■ **TASK OBJECTIVE**
Look through the material below. Copy every line with the string "Objektebene" in it.

■ **EXCERPTED DATA**
----------
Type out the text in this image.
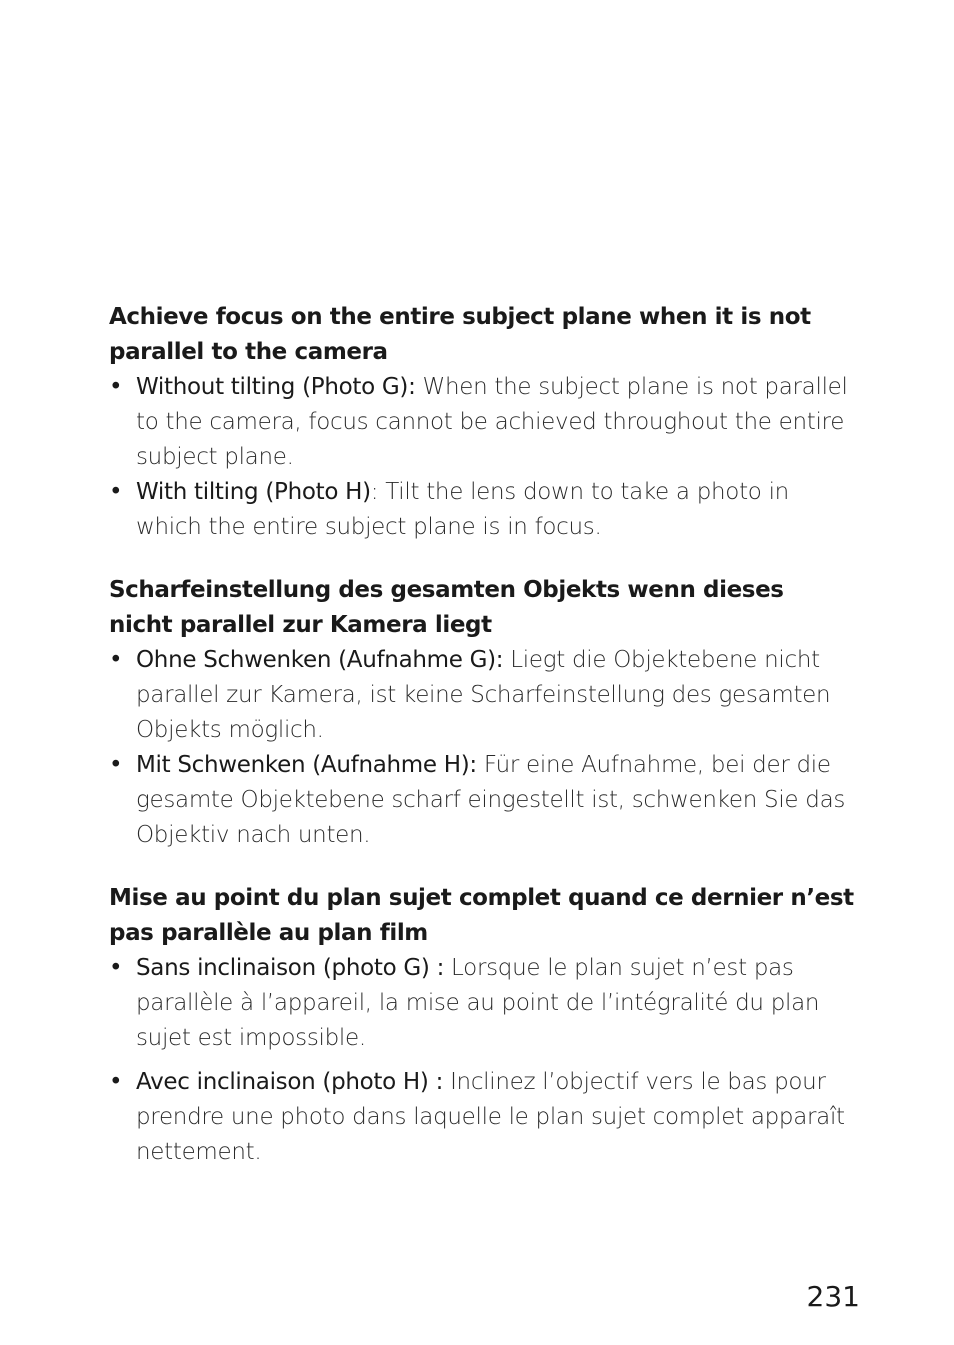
Achieve focus on the entire subject plane when it is not parallel to the camera

• Without tilting (Photo G): When the subject plane is not parallel to the camera, focus cannot be achieved throughout the entire subject plane.
• With tilting (Photo H): Tilt the lens down to take a photo in which the entire subject plane is in focus.

Scharfeinstellung des gesamten Objekts wenn dieses nicht parallel zur Kamera liegt

• Ohne Schwenken (Aufnahme G): Liegt die Objektebene nicht parallel zur Kamera, ist keine Scharfeinstellung des gesamten Objekts möglich.
• Mit Schwenken (Aufnahme H): Für eine Aufnahme, bei der die gesamte Objektebene scharf eingestellt ist, schwenken Sie das Objektiv nach unten.

Mise au point du plan sujet complet quand ce dernier n’est pas parallèle au plan film

• Sans inclinaison (photo G) : Lorsque le plan sujet n’est pas parallèle à l’appareil, la mise au point de l’intégralité du plan sujet est impossible.
• Avec inclinaison (photo H) : Inclinez l’objectif vers le bas pour prendre une photo dans laquelle le plan sujet complet apparaît nettement.
231
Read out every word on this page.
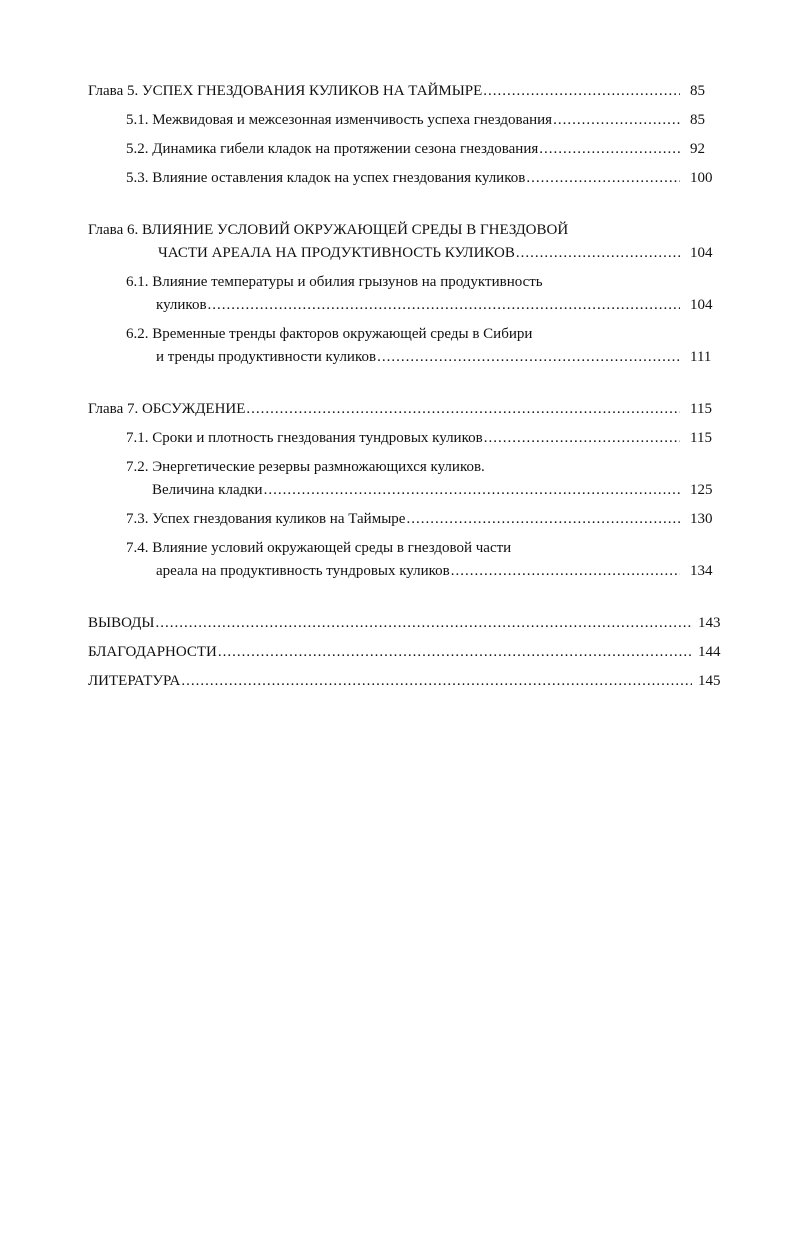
Глава 5. УСПЕХ ГНЕЗДОВАНИЯ КУЛИКОВ НА ТАЙМЫРЕ .....	85
5.1. Межвидовая и межсезонная изменчивость успеха гнездования .....	85
5.2. Динамика гибели кладок на протяжении сезона гнездования .....	92
5.3. Влияние оставления кладок на успех гнездования куликов .....	100
Глава 6. ВЛИЯНИЕ УСЛОВИЙ ОКРУЖАЮЩЕЙ СРЕДЫ В ГНЕЗДОВОЙ
ЧАСТИ АРЕАЛА НА ПРОДУКТИВНОСТЬ КУЛИКОВ .....	104
6.1. Влияние температуры и обилия грызунов на продуктивность
куликов .....	104
6.2. Временные тренды факторов окружающей среды в Сибири
и тренды продуктивности куликов .....	111
Глава 7. ОБСУЖДЕНИЕ .....	115
7.1. Сроки и плотность гнездования тундровых куликов .....	115
7.2. Энергетические резервы размножающихся куликов.
Величина кладки .....	125
7.3. Успех гнездования куликов на Таймыре .....	130
7.4. Влияние условий окружающей среды в гнездовой части
ареала на продуктивность тундровых куликов .....	134
ВЫВОДЫ .....	143
БЛАГОДАРНОСТИ .....	144
ЛИТЕРАТУРА .....	145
----------
■ **FINAL ANSWER**
• Ohne Schwenken (Aufnahme G): Liegt die Objektebene nicht parallel zur Kamera, ist keine Scharfeinstellung des gesamten Objekts möglich.
• Mit Schwenken (Aufnahme H): Für eine Aufnahme, bei der die gesamte Objektebene scharf eingestellt ist, schwenken Sie das Objektiv nach unten.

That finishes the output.